* [The problem]: Copy all the entries word for word, but omit the pictures.

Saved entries
## begin

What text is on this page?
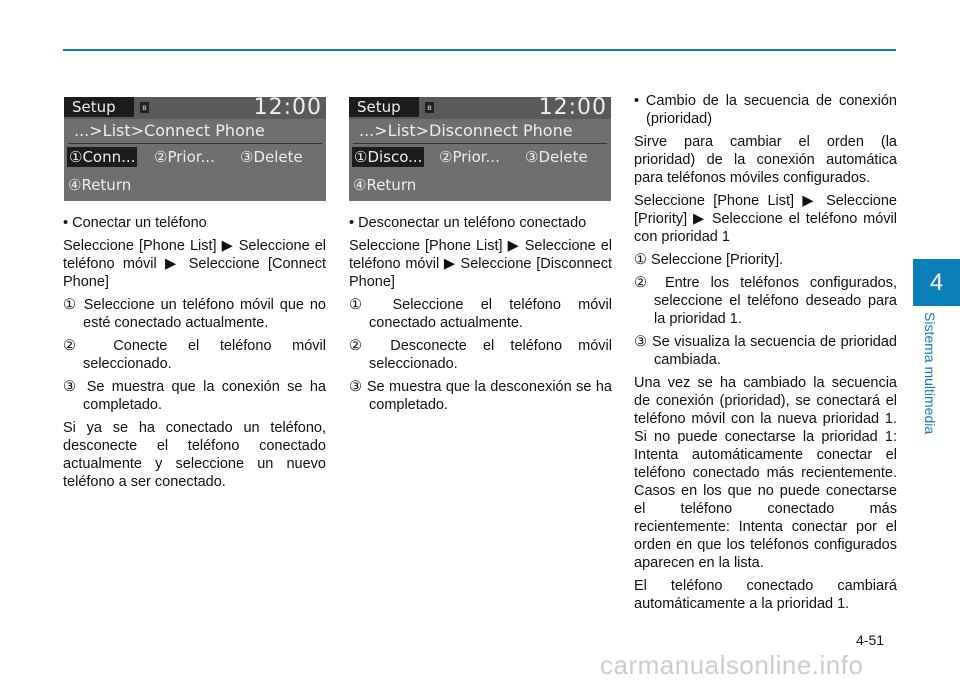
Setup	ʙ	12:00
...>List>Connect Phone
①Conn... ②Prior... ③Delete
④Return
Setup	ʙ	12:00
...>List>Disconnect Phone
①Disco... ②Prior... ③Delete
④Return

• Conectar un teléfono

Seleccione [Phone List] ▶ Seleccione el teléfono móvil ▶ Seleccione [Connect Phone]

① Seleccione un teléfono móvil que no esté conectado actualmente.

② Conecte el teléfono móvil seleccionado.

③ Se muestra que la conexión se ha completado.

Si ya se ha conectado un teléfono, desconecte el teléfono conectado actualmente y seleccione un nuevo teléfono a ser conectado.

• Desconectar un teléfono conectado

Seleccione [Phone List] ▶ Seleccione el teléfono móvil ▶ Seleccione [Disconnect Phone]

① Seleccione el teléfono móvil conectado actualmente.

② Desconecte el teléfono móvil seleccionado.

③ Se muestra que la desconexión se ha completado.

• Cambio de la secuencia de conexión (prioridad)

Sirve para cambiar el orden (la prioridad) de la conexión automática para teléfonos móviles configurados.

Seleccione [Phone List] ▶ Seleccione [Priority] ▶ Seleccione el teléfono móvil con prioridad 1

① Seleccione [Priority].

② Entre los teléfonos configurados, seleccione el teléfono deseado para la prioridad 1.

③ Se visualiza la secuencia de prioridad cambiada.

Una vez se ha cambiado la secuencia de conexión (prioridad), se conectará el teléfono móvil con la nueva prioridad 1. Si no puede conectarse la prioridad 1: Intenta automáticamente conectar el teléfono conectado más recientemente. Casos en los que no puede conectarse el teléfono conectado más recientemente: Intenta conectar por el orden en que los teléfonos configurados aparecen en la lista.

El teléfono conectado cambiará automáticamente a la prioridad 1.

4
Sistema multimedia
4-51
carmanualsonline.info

## end

* [Response for this exercise]:
What text is on this page?
Setup	ʙ	12:00
...>List>Connect Phone
①Conn... ②Prior... ③Delete
④Return
Setup	ʙ	12:00
...>List>Disconnect Phone
①Disco... ②Prior... ③Delete
④Return

• Conectar un teléfono

Seleccione [Phone List] ▶ Seleccione el teléfono móvil ▶ Seleccione [Connect Phone]

① Seleccione un teléfono móvil que no esté conectado actualmente.

② Conecte el teléfono móvil seleccionado.

③ Se muestra que la conexión se ha completado.

Si ya se ha conectado un teléfono, desconecte el teléfono conectado actualmente y seleccione un nuevo teléfono a ser conectado.

• Desconectar un teléfono conectado

Seleccione [Phone List] ▶ Seleccione el teléfono móvil ▶ Seleccione [Disconnect Phone]

① Seleccione el teléfono móvil conectado actualmente.

② Desconecte el teléfono móvil seleccionado.

③ Se muestra que la desconexión se ha completado.

• Cambio de la secuencia de conexión (prioridad)

Sirve para cambiar el orden (la prioridad) de la conexión automática para teléfonos móviles configurados.

Seleccione [Phone List] ▶ Seleccione [Priority] ▶ Seleccione el teléfono móvil con prioridad 1

① Seleccione [Priority].

② Entre los teléfonos configurados, seleccione el teléfono deseado para la prioridad 1.

③ Se visualiza la secuencia de prioridad cambiada.

Una vez se ha cambiado la secuencia de conexión (prioridad), se conectará el teléfono móvil con la nueva prioridad 1. Si no puede conectarse la prioridad 1: Intenta automáticamente conectar el teléfono conectado más recientemente. Casos en los que no puede conectarse el teléfono conectado más recientemente: Intenta conectar por el orden en que los teléfonos configurados aparecen en la lista.

El teléfono conectado cambiará automáticamente a la prioridad 1.

4
Sistema multimedia
4-51
carmanualsonline.info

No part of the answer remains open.